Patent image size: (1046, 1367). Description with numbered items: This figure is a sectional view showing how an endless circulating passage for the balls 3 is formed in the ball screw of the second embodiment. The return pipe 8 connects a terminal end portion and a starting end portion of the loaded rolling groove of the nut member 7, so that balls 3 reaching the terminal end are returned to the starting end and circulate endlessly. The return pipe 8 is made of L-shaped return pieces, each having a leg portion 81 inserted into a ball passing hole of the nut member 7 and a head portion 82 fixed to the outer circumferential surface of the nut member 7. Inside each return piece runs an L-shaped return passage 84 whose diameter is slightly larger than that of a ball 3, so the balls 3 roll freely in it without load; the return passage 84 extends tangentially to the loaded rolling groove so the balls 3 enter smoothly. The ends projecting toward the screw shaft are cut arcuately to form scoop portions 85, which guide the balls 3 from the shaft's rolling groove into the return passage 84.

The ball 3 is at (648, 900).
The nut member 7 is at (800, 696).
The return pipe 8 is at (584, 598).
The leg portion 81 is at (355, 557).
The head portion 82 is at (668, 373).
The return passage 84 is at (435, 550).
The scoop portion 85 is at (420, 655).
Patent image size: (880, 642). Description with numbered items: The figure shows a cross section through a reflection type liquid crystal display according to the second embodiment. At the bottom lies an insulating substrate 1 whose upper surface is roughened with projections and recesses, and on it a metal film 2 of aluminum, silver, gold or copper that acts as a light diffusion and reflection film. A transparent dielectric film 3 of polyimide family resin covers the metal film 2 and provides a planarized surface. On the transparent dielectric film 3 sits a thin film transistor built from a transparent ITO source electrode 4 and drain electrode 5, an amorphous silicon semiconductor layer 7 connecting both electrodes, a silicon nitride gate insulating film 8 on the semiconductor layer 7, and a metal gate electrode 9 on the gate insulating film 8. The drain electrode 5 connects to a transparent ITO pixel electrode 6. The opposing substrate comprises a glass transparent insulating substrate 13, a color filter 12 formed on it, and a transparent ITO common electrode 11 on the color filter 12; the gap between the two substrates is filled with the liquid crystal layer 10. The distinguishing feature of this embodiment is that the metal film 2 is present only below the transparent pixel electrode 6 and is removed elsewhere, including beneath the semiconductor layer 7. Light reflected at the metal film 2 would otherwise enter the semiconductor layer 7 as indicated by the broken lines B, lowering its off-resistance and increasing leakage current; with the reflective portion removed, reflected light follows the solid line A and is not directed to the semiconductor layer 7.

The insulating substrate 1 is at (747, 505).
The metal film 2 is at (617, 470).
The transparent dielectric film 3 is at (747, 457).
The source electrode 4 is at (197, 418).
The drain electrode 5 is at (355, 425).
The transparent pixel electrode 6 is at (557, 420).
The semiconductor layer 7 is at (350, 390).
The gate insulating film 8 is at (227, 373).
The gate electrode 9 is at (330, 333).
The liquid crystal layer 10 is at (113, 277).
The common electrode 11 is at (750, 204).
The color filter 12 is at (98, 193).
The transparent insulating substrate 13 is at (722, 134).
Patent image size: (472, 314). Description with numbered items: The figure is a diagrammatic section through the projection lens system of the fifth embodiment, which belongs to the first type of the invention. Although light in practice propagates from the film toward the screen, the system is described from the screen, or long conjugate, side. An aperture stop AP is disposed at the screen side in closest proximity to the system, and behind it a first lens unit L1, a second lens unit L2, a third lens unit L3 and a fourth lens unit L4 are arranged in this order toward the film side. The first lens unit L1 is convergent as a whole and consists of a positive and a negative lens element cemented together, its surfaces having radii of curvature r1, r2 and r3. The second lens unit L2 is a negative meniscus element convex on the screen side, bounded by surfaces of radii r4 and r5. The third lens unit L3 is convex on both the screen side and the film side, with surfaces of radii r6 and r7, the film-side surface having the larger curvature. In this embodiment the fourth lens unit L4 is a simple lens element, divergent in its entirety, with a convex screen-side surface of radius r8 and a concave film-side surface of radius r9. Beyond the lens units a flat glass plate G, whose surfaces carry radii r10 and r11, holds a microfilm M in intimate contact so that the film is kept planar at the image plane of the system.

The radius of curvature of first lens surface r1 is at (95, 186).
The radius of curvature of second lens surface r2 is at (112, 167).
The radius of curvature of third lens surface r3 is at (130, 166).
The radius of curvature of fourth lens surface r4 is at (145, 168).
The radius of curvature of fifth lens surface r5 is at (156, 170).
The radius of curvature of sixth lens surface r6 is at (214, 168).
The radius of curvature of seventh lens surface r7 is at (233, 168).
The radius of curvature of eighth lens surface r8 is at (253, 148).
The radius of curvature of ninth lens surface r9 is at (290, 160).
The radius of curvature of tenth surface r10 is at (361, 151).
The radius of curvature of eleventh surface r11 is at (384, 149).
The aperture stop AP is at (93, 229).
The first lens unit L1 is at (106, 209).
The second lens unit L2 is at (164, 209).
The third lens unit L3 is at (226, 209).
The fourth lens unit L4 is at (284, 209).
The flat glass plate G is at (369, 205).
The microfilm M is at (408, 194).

————————

TO DO: Please convert the lines above into a two-column CSV with the headers text and answer. Make one row for each line that begins with "Patent", paired with the location lines that follow it, and put each value in a single quoted field with line breaks turned into spaces.

OUTPUT OF THE EXERCISE:
text,answer
"Patent image size: (1046, 1367). Description with numbered items: This figure is a sectional view showing how an endless circulating passage for the balls 3 is formed in the ball screw of the second embodiment. The return pipe 8 connects a terminal end portion and a starting end portion of the loaded rolling groove of the nut member 7, so that balls 3 reaching the terminal end are returned to the starting end and circulate endlessly. The return pipe 8 is made of L-shaped return pieces, each having a leg portion 81 inserted into a ball passing hole of the nut member 7 and a head portion 82 fixed to the outer circumferential surface of the nut member 7. Inside each return piece runs an L-shaped return passage 84 whose diameter is slightly larger than that of a ball 3, so the balls 3 roll freely in it without load; the return passage 84 extends tangentially to the loaded rolling groove so the balls 3 enter smoothly. The ends projecting toward the screw shaft are cut arcuately to form scoop portions 85, which guide the balls 3 from the shaft's rolling groove into the return passage 84.","The ball 3 is at (648, 900). The nut member 7 is at (800, 696). The return pipe 8 is at (584, 598). The leg portion 81 is at (355, 557). The head portion 82 is at (668, 373). The return passage 84 is at (435, 550). The scoop portion 85 is at (420, 655)."
"Patent image size: (880, 642). Description with numbered items: The figure shows a cross section through a reflection type liquid crystal display according to the second embodiment. At the bottom lies an insulating substrate 1 whose upper surface is roughened with projections and recesses, and on it a metal film 2 of aluminum, silver, gold or copper that acts as a light diffusion and reflection film. A transparent dielectric film 3 of polyimide family resin covers the metal film 2 and provides a planarized surface. On the transparent dielectric film 3 sits a thin film transistor built from a transparent ITO source electrode 4 and drain electrode 5, an amorphous silicon semiconductor layer 7 connecting both electrodes, a silicon nitride gate insulating film 8 on the semiconductor layer 7, and a metal gate electrode 9 on the gate insulating film 8. The drain electrode 5 connects to a transparent ITO pixel electrode 6. The opposing substrate comprises a glass transparent insulating substrate 13, a color filter 12 formed on it, and a transparent ITO common electrode 11 on the color filter 12; the gap between the two substrates is filled with the liquid crystal layer 10. The distinguishing feature of this embodiment is that the metal film 2 is present only below the transparent pixel electrode 6 and is removed elsewhere, including beneath the semiconductor layer 7. Light reflected at the metal film 2 would otherwise enter the semiconductor layer 7 as indicated by the broken lines B, lowering its off-resistance and increasing leakage current; with the reflective portion removed, reflected light follows the solid line A and is not directed to the semiconductor layer 7.","The insulating substrate 1 is at (747, 505). The metal film 2 is at (617, 470). The transparent dielectric film 3 is at (747, 457). The source electrode 4 is at (197, 418). The drain electrode 5 is at (355, 425). The transparent pixel electrode 6 is at (557, 420). The semiconductor layer 7 is at (350, 390). The gate insulating film 8 is at (227, 373). The gate electrode 9 is at (330, 333). The liquid crystal layer 10 is at (113, 277). The common electrode 11 is at (750, 204). The color filter 12 is at (98, 193). The transparent insulating substrate 13 is at (722, 134)."
"Patent image size: (472, 314). Description with numbered items: The figure is a diagrammatic section through the projection lens system of the fifth embodiment, which belongs to the first type of the invention. Although light in practice propagates from the film toward the screen, the system is described from the screen, or long conjugate, side. An aperture stop AP is disposed at the screen side in closest proximity to the system, and behind it a first lens unit L1, a second lens unit L2, a third lens unit L3 and a fourth lens unit L4 are arranged in this order toward the film side. The first lens unit L1 is convergent as a whole and consists of a positive and a negative lens element cemented together, its surfaces having radii of curvature r1, r2 and r3. The second lens unit L2 is a negative meniscus element convex on the screen side, bounded by surfaces of radii r4 and r5. The third lens unit L3 is convex on both the screen side and the film side, with surfaces of radii r6 and r7, the film-side surface having the larger curvature. In this embodiment the fourth lens unit L4 is a simple lens element, divergent in its entirety, with a convex screen-side surface of radius r8 and a concave film-side surface of radius r9. Beyond the lens units a flat glass plate G, whose surfaces carry radii r10 and r11, holds a microfilm M in intimate contact so that the film is kept planar at the image plane of the system.","The radius of curvature of first lens surface r1 is at (95, 186). The radius of curvature of second lens surface r2 is at (112, 167). The radius of curvature of third lens surface r3 is at (130, 166). The radius of curvature of fourth lens surface r4 is at (145, 168). The radius of curvature of fifth lens surface r5 is at (156, 170). The radius of curvature of sixth lens surface r6 is at (214, 168). The radius of curvature of seventh lens surface r7 is at (233, 168). The radius of curvature of eighth lens surface r8 is at (253, 148). The radius of curvature of ninth lens surface r9 is at (290, 160). The radius of curvature of tenth surface r10 is at (361, 151). The radius of curvature of eleventh surface r11 is at (384, 149). The aperture stop AP is at (93, 229). The first lens unit L1 is at (106, 209). The second lens unit L2 is at (164, 209). The third lens unit L3 is at (226, 209). The fourth lens unit L4 is at (284, 209). The flat glass plate G is at (369, 205). The microfilm M is at (408, 194)."